▶ Instructions to follow:
Each entry must be given again exactly; images do not belong in the copy.

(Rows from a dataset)
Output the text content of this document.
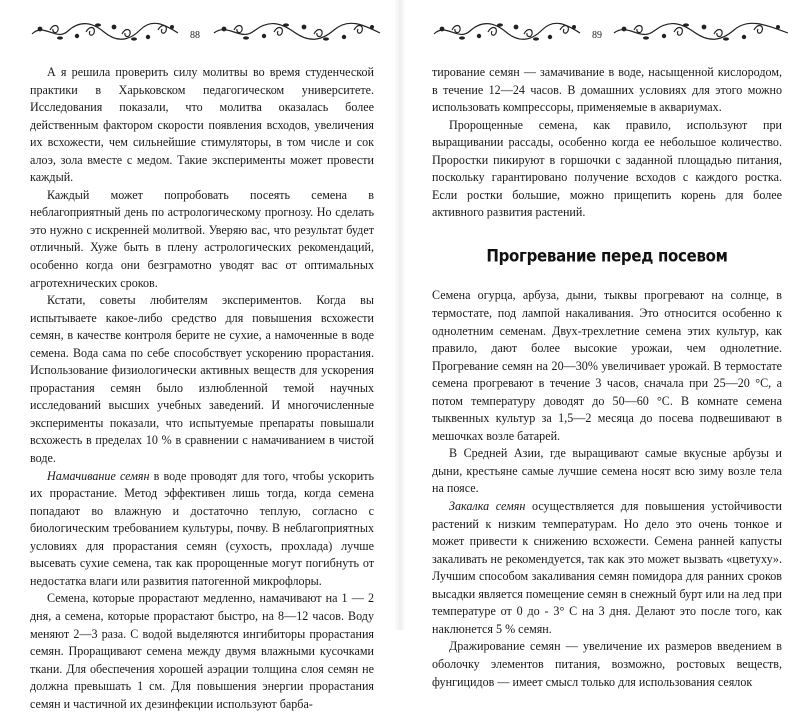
88

А я решила проверить силу молитвы во время студенческой практики в Харьковском педагогическом университете. Исследования показали, что молитва оказалась более действенным фактором скорости появления всходов, увеличения их всхожести, чем сильнейшие стимуляторы, в том числе и сок алоэ, зола вместе с медом. Такие эксперименты может провести каждый.

Каждый может попробовать посеять семена в неблагоприятный день по астрологическому прогнозу. Но сделать это нужно с искренней молитвой. Уверяю вас, что результат будет отличный. Хуже быть в плену астрологических рекомендаций, особенно когда они безграмотно уводят вас от оптимальных агротехнических сроков.

Кстати, советы любителям экспериментов. Когда вы испытываете какое-либо средство для повышения всхожести семян, в качестве контроля берите не сухие, а намоченные в воде семена. Вода сама по себе способствует ускорению прорастания. Использование физиологически активных веществ для ускорения прорастания семян было излюбленной темой научных исследований высших учебных заведений. И многочисленные эксперименты показали, что испытуемые препараты повышали всхожесть в пределах 10 % в сравнении с намачиванием в чистой воде.

Намачивание семян в воде проводят для того, чтобы ускорить их прорастание. Метод эффективен лишь тогда, когда семена попадают во влажную и достаточно теплую, согласно с биологическим требованием культуры, почву. В неблагоприятных условиях для прорастания семян (сухость, прохлада) лучше высевать сухие семена, так как пророщенные могут погибнуть от недостатка влаги или развития патогенной микрофлоры.

Семена, которые прорастают медленно, намачивают на 1 — 2 дня, а семена, которые прорастают быстро, на 8—12 часов. Воду меняют 2—3 раза. С водой выделяются ингибиторы прорастания семян. Проращивают семена между двумя влажными кусочками ткани. Для обеспечения хорошей аэрации толщина слоя семян не должна превышать 1 см. Для повышения энергии прорастания семян и частичной их дезинфекции используют барба-

89

тирование семян — замачивание в воде, насыщенной кислородом, в течение 12—24 часов. В домашних условиях для этого можно использовать компрессоры, применяемые в аквариумах.

Пророщенные семена, как правило, используют при выращивании рассады, особенно когда ее небольшое количество. Проростки пикируют в горшочки с заданной площадью питания, поскольку гарантировано получение всходов с каждого ростка. Если ростки большие, можно прищепить корень для более активного развития растений.

Прогревание перед посевом

Семена огурца, арбуза, дыни, тыквы прогревают на солнце, в термостате, под лампой накаливания. Это относится особенно к однолетним семенам. Двух-трехлетние семена этих культур, как правило, дают более высокие урожаи, чем однолетние. Прогревание семян на 20—30% увеличивает урожай. В термостате семена прогревают в течение 3 часов, сначала при 25—20 °С, а потом температуру доводят до 50—60 °С. В комнате семена тыквенных культур за 1,5—2 месяца до посева подвешивают в мешочках возле батарей.

В Средней Азии, где выращивают самые вкусные арбузы и дыни, крестьяне самые лучшие семена носят всю зиму возле тела на поясе.

Закалка семян осуществляется для повышения устойчивости растений к низким температурам. Но дело это очень тонкое и может привести к снижению всхожести. Семена ранней капусты закаливать не рекомендуется, так как это может вызвать «цветуху». Лучшим способом закаливания семян помидора для ранних сроков высадки является помещение семян в снежный бурт или на лед при температуре от 0 до - 3° С на 3 дня. Делают это после того, как наклюнется 5 % семян.

Дражирование семян — увеличение их размеров введением в оболочку элементов питания, возможно, ростовых веществ, фунгицидов — имеет смысл только для использования сеялок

▶ Answer in full:
Output the text content of this document.
88

А я решила проверить силу молитвы во время студенческой практики в Харьковском педагогическом университете. Исследования показали, что молитва оказалась более действенным фактором скорости появления всходов, увеличения их всхожести, чем сильнейшие стимуляторы, в том числе и сок алоэ, зола вместе с медом. Такие эксперименты может провести каждый.

Каждый может попробовать посеять семена в неблагоприятный день по астрологическому прогнозу. Но сделать это нужно с искренней молитвой. Уверяю вас, что результат будет отличный. Хуже быть в плену астрологических рекомендаций, особенно когда они безграмотно уводят вас от оптимальных агротехнических сроков.

Кстати, советы любителям экспериментов. Когда вы испытываете какое-либо средство для повышения всхожести семян, в качестве контроля берите не сухие, а намоченные в воде семена. Вода сама по себе способствует ускорению прорастания. Использование физиологически активных веществ для ускорения прорастания семян было излюбленной темой научных исследований высших учебных заведений. И многочисленные эксперименты показали, что испытуемые препараты повышали всхожесть в пределах 10 % в сравнении с намачиванием в чистой воде.

Намачивание семян в воде проводят для того, чтобы ускорить их прорастание. Метод эффективен лишь тогда, когда семена попадают во влажную и достаточно теплую, согласно с биологическим требованием культуры, почву. В неблагоприятных условиях для прорастания семян (сухость, прохлада) лучше высевать сухие семена, так как пророщенные могут погибнуть от недостатка влаги или развития патогенной микрофлоры.

Семена, которые прорастают медленно, намачивают на 1 — 2 дня, а семена, которые прорастают быстро, на 8—12 часов. Воду меняют 2—3 раза. С водой выделяются ингибиторы прорастания семян. Проращивают семена между двумя влажными кусочками ткани. Для обеспечения хорошей аэрации толщина слоя семян не должна превышать 1 см. Для повышения энергии прорастания семян и частичной их дезинфекции используют барба-

89

тирование семян — замачивание в воде, насыщенной кислородом, в течение 12—24 часов. В домашних условиях для этого можно использовать компрессоры, применяемые в аквариумах.

Пророщенные семена, как правило, используют при выращивании рассады, особенно когда ее небольшое количество. Проростки пикируют в горшочки с заданной площадью питания, поскольку гарантировано получение всходов с каждого ростка. Если ростки большие, можно прищепить корень для более активного развития растений.

Прогревание перед посевом

Семена огурца, арбуза, дыни, тыквы прогревают на солнце, в термостате, под лампой накаливания. Это относится особенно к однолетним семенам. Двух-трехлетние семена этих культур, как правило, дают более высокие урожаи, чем однолетние. Прогревание семян на 20—30% увеличивает урожай. В термостате семена прогревают в течение 3 часов, сначала при 25—20 °С, а потом температуру доводят до 50—60 °С. В комнате семена тыквенных культур за 1,5—2 месяца до посева подвешивают в мешочках возле батарей.

В Средней Азии, где выращивают самые вкусные арбузы и дыни, крестьяне самые лучшие семена носят всю зиму возле тела на поясе.

Закалка семян осуществляется для повышения устойчивости растений к низким температурам. Но дело это очень тонкое и может привести к снижению всхожести. Семена ранней капусты закаливать не рекомендуется, так как это может вызвать «цветуху». Лучшим способом закаливания семян помидора для ранних сроков высадки является помещение семян в снежный бурт или на лед при температуре от 0 до - 3° С на 3 дня. Делают это после того, как наклюнется 5 % семян.

Дражирование семян — увеличение их размеров введением в оболочку элементов питания, возможно, ростовых веществ, фунгицидов — имеет смысл только для использования сеялок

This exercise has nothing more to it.